Given request: Only a number is wanted: how many lines in the listing contain the word "true"?

The data:

▼▼▼

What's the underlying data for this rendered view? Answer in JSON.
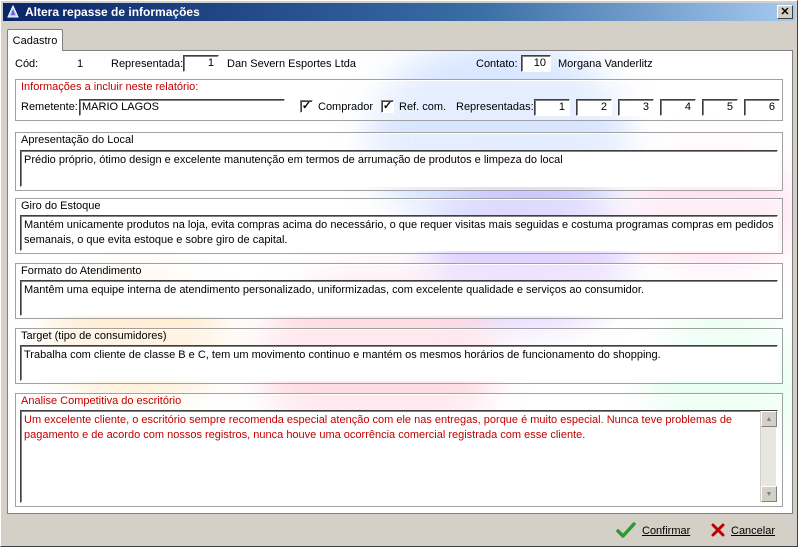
{
  "window": {
    "title": "Altera repasse de informações",
    "close_glyph": "✕"
  },
  "tabs": [
    {
      "label": "Cadastro"
    }
  ],
  "header": {
    "cod_label": "Cód:",
    "cod_value": "1",
    "representada_label": "Representada:",
    "representada_id": "1",
    "representada_name": "Dan Severn Esportes Ltda",
    "contato_label": "Contato:",
    "contato_id": "10",
    "contato_name": "Morgana Vanderlitz"
  },
  "report_info": {
    "title": "Informações a incluir neste relatório:",
    "remetente_label": "Remetente:",
    "remetente_value": "MARIO LAGOS",
    "comprador_label": "Comprador",
    "comprador_checked": true,
    "refcom_label": "Ref. com.",
    "refcom_checked": true,
    "representadas_label": "Representadas:",
    "representadas": [
      "1",
      "2",
      "3",
      "4",
      "5",
      "6"
    ]
  },
  "sections": {
    "apresentacao": {
      "title": "Apresentação do Local",
      "text": "Prédio próprio, ótimo design e excelente manutenção em termos de arrumação de produtos e limpeza do local"
    },
    "giro": {
      "title": "Giro do Estoque",
      "text": "Mantém unicamente produtos na loja, evita compras acima do necessário, o que requer visitas mais seguidas e costuma programas compras em pedidos semanais, o que evita estoque e sobre giro de capital."
    },
    "formato": {
      "title": "Formato do Atendimento",
      "text": "Mantêm uma equipe interna de atendimento personalizado, uniformizadas, com excelente qualidade e serviços ao consumidor."
    },
    "target": {
      "title": "Target (tipo de consumidores)",
      "text": "Trabalha com cliente de classe B e C, tem um movimento continuo e mantém os mesmos horários de funcionamento do shopping."
    },
    "analise": {
      "title": "Analise Competitiva do escritório",
      "text": "Um excelente cliente, o escritório sempre recomenda especial atenção com ele nas entregas, porque é muito especial. Nunca teve problemas de pagamento e de acordo com nossos registros, nunca houve uma ocorrência comercial registrada com esse cliente."
    }
  },
  "buttons": {
    "confirm_label": "Confirmar",
    "cancel_label": "Cancelar"
  },
  "icons": {
    "app": "app-icon",
    "confirm": "checkmark-icon",
    "cancel": "x-icon",
    "check_glyph": "✓"
  },
  "colors": {
    "title_bar": "#0a246a",
    "section_red": "#c00000",
    "confirm_green": "#2e9a2e",
    "cancel_red": "#c00000"
  }
}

▲▲▲

Exercise output: 2